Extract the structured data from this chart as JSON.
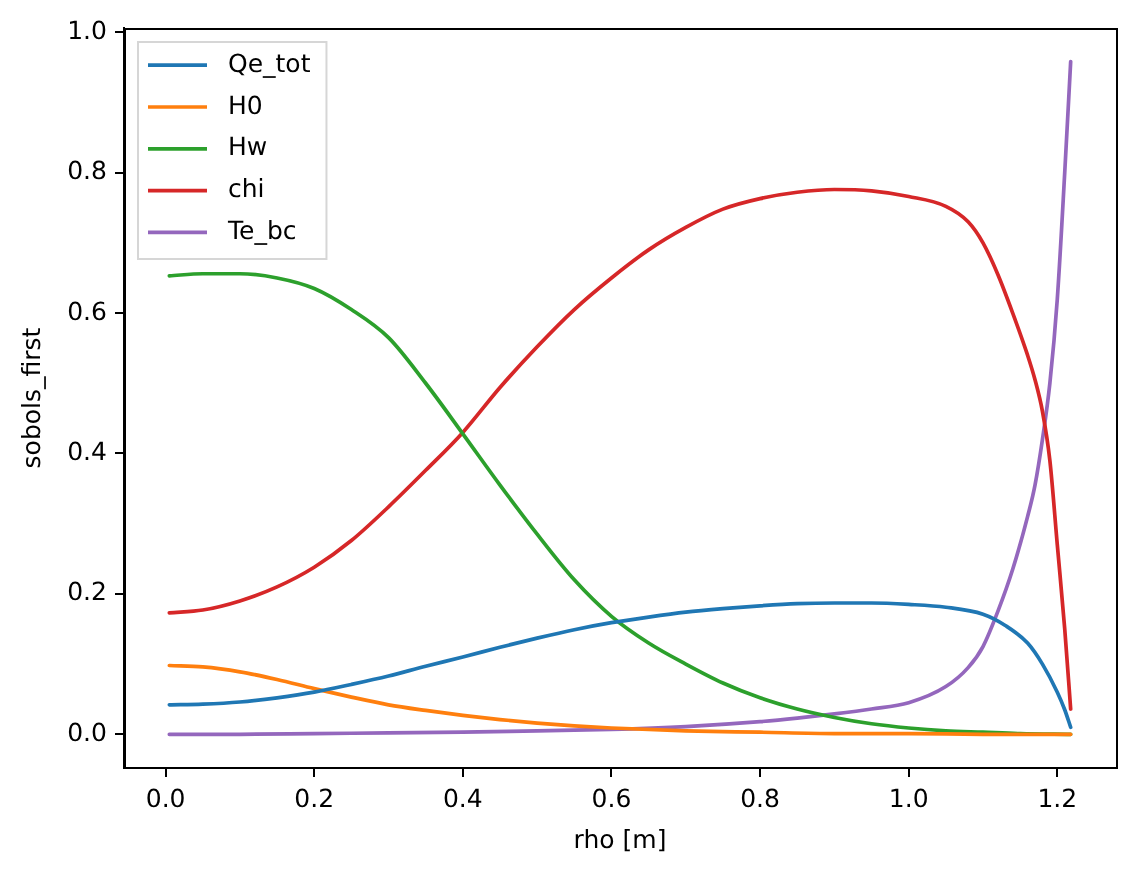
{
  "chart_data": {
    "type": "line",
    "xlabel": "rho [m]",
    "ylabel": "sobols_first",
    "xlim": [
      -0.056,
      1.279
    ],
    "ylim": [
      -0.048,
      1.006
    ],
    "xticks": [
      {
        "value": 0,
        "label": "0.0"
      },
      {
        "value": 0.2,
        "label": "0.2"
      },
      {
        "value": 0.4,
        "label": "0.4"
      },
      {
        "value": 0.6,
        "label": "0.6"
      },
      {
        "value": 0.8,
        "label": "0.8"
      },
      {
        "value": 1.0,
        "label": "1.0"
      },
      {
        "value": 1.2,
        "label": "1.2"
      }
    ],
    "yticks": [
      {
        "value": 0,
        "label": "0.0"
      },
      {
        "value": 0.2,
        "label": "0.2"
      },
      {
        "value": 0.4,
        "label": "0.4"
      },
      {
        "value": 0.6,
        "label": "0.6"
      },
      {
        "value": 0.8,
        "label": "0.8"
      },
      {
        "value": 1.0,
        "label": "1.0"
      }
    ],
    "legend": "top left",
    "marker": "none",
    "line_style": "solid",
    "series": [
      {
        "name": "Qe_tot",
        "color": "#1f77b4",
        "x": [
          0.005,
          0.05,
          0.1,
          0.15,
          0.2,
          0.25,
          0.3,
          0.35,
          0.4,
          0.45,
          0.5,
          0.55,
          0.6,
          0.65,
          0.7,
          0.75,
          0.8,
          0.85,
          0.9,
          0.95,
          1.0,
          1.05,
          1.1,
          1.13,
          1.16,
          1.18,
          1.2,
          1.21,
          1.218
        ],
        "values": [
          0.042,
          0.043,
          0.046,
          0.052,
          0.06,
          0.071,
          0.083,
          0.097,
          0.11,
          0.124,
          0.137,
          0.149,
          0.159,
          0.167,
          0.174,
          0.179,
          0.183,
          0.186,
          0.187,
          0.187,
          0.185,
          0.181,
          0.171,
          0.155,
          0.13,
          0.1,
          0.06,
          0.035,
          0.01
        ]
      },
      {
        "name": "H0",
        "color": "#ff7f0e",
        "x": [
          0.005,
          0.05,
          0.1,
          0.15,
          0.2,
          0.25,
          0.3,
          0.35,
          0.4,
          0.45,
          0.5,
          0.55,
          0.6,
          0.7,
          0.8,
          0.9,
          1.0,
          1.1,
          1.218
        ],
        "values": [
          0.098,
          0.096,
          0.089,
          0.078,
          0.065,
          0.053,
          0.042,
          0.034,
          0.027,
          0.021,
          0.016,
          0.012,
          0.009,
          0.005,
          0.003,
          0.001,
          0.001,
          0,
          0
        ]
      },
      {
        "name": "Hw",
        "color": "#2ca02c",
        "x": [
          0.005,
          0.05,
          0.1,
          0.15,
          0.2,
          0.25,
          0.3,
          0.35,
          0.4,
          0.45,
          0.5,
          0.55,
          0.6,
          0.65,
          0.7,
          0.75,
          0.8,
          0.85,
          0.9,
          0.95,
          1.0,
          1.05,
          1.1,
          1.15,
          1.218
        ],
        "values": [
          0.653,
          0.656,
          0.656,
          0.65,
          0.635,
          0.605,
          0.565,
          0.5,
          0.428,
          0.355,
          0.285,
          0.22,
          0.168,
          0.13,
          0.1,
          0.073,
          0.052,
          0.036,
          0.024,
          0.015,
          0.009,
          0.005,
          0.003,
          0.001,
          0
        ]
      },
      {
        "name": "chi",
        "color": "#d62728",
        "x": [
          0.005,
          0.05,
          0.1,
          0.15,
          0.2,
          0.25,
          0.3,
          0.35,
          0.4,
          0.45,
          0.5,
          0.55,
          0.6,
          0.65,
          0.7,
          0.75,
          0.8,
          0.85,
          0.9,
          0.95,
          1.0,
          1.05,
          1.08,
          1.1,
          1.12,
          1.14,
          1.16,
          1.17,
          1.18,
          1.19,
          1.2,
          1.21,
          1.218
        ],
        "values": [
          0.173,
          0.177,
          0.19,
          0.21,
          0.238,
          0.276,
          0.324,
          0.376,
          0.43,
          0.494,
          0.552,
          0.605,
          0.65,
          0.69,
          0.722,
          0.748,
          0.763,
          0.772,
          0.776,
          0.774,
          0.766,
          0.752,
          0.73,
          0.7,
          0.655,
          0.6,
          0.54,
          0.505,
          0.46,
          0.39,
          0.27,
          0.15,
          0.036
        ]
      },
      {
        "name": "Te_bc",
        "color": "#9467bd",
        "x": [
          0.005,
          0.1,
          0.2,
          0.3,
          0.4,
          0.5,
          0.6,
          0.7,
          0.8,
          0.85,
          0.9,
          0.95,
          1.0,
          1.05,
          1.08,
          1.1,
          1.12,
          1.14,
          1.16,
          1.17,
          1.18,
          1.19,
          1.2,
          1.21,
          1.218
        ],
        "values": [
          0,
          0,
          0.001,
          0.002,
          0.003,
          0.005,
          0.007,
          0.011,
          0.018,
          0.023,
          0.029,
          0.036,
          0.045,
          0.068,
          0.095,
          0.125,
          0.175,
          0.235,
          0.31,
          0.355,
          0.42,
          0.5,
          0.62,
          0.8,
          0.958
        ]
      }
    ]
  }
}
■ ■ ■ ■ ■ ■ ■
## Stated goal
Copy out all the entries exactly. Images stay out of the copy.

## Result
Extract the structured data from this chart as JSON.
{
  "chart_data": {
    "type": "line",
    "xlabel": "rho [m]",
    "ylabel": "sobols_first",
    "xlim": [
      -0.056,
      1.279
    ],
    "ylim": [
      -0.048,
      1.006
    ],
    "xticks": [
      {
        "value": 0,
        "label": "0.0"
      },
      {
        "value": 0.2,
        "label": "0.2"
      },
      {
        "value": 0.4,
        "label": "0.4"
      },
      {
        "value": 0.6,
        "label": "0.6"
      },
      {
        "value": 0.8,
        "label": "0.8"
      },
      {
        "value": 1.0,
        "label": "1.0"
      },
      {
        "value": 1.2,
        "label": "1.2"
      }
    ],
    "yticks": [
      {
        "value": 0,
        "label": "0.0"
      },
      {
        "value": 0.2,
        "label": "0.2"
      },
      {
        "value": 0.4,
        "label": "0.4"
      },
      {
        "value": 0.6,
        "label": "0.6"
      },
      {
        "value": 0.8,
        "label": "0.8"
      },
      {
        "value": 1.0,
        "label": "1.0"
      }
    ],
    "legend": "top left",
    "marker": "none",
    "line_style": "solid",
    "series": [
      {
        "name": "Qe_tot",
        "color": "#1f77b4",
        "x": [
          0.005,
          0.05,
          0.1,
          0.15,
          0.2,
          0.25,
          0.3,
          0.35,
          0.4,
          0.45,
          0.5,
          0.55,
          0.6,
          0.65,
          0.7,
          0.75,
          0.8,
          0.85,
          0.9,
          0.95,
          1.0,
          1.05,
          1.1,
          1.13,
          1.16,
          1.18,
          1.2,
          1.21,
          1.218
        ],
        "values": [
          0.042,
          0.043,
          0.046,
          0.052,
          0.06,
          0.071,
          0.083,
          0.097,
          0.11,
          0.124,
          0.137,
          0.149,
          0.159,
          0.167,
          0.174,
          0.179,
          0.183,
          0.186,
          0.187,
          0.187,
          0.185,
          0.181,
          0.171,
          0.155,
          0.13,
          0.1,
          0.06,
          0.035,
          0.01
        ]
      },
      {
        "name": "H0",
        "color": "#ff7f0e",
        "x": [
          0.005,
          0.05,
          0.1,
          0.15,
          0.2,
          0.25,
          0.3,
          0.35,
          0.4,
          0.45,
          0.5,
          0.55,
          0.6,
          0.7,
          0.8,
          0.9,
          1.0,
          1.1,
          1.218
        ],
        "values": [
          0.098,
          0.096,
          0.089,
          0.078,
          0.065,
          0.053,
          0.042,
          0.034,
          0.027,
          0.021,
          0.016,
          0.012,
          0.009,
          0.005,
          0.003,
          0.001,
          0.001,
          0,
          0
        ]
      },
      {
        "name": "Hw",
        "color": "#2ca02c",
        "x": [
          0.005,
          0.05,
          0.1,
          0.15,
          0.2,
          0.25,
          0.3,
          0.35,
          0.4,
          0.45,
          0.5,
          0.55,
          0.6,
          0.65,
          0.7,
          0.75,
          0.8,
          0.85,
          0.9,
          0.95,
          1.0,
          1.05,
          1.1,
          1.15,
          1.218
        ],
        "values": [
          0.653,
          0.656,
          0.656,
          0.65,
          0.635,
          0.605,
          0.565,
          0.5,
          0.428,
          0.355,
          0.285,
          0.22,
          0.168,
          0.13,
          0.1,
          0.073,
          0.052,
          0.036,
          0.024,
          0.015,
          0.009,
          0.005,
          0.003,
          0.001,
          0
        ]
      },
      {
        "name": "chi",
        "color": "#d62728",
        "x": [
          0.005,
          0.05,
          0.1,
          0.15,
          0.2,
          0.25,
          0.3,
          0.35,
          0.4,
          0.45,
          0.5,
          0.55,
          0.6,
          0.65,
          0.7,
          0.75,
          0.8,
          0.85,
          0.9,
          0.95,
          1.0,
          1.05,
          1.08,
          1.1,
          1.12,
          1.14,
          1.16,
          1.17,
          1.18,
          1.19,
          1.2,
          1.21,
          1.218
        ],
        "values": [
          0.173,
          0.177,
          0.19,
          0.21,
          0.238,
          0.276,
          0.324,
          0.376,
          0.43,
          0.494,
          0.552,
          0.605,
          0.65,
          0.69,
          0.722,
          0.748,
          0.763,
          0.772,
          0.776,
          0.774,
          0.766,
          0.752,
          0.73,
          0.7,
          0.655,
          0.6,
          0.54,
          0.505,
          0.46,
          0.39,
          0.27,
          0.15,
          0.036
        ]
      },
      {
        "name": "Te_bc",
        "color": "#9467bd",
        "x": [
          0.005,
          0.1,
          0.2,
          0.3,
          0.4,
          0.5,
          0.6,
          0.7,
          0.8,
          0.85,
          0.9,
          0.95,
          1.0,
          1.05,
          1.08,
          1.1,
          1.12,
          1.14,
          1.16,
          1.17,
          1.18,
          1.19,
          1.2,
          1.21,
          1.218
        ],
        "values": [
          0,
          0,
          0.001,
          0.002,
          0.003,
          0.005,
          0.007,
          0.011,
          0.018,
          0.023,
          0.029,
          0.036,
          0.045,
          0.068,
          0.095,
          0.125,
          0.175,
          0.235,
          0.31,
          0.355,
          0.42,
          0.5,
          0.62,
          0.8,
          0.958
        ]
      }
    ]
  }
}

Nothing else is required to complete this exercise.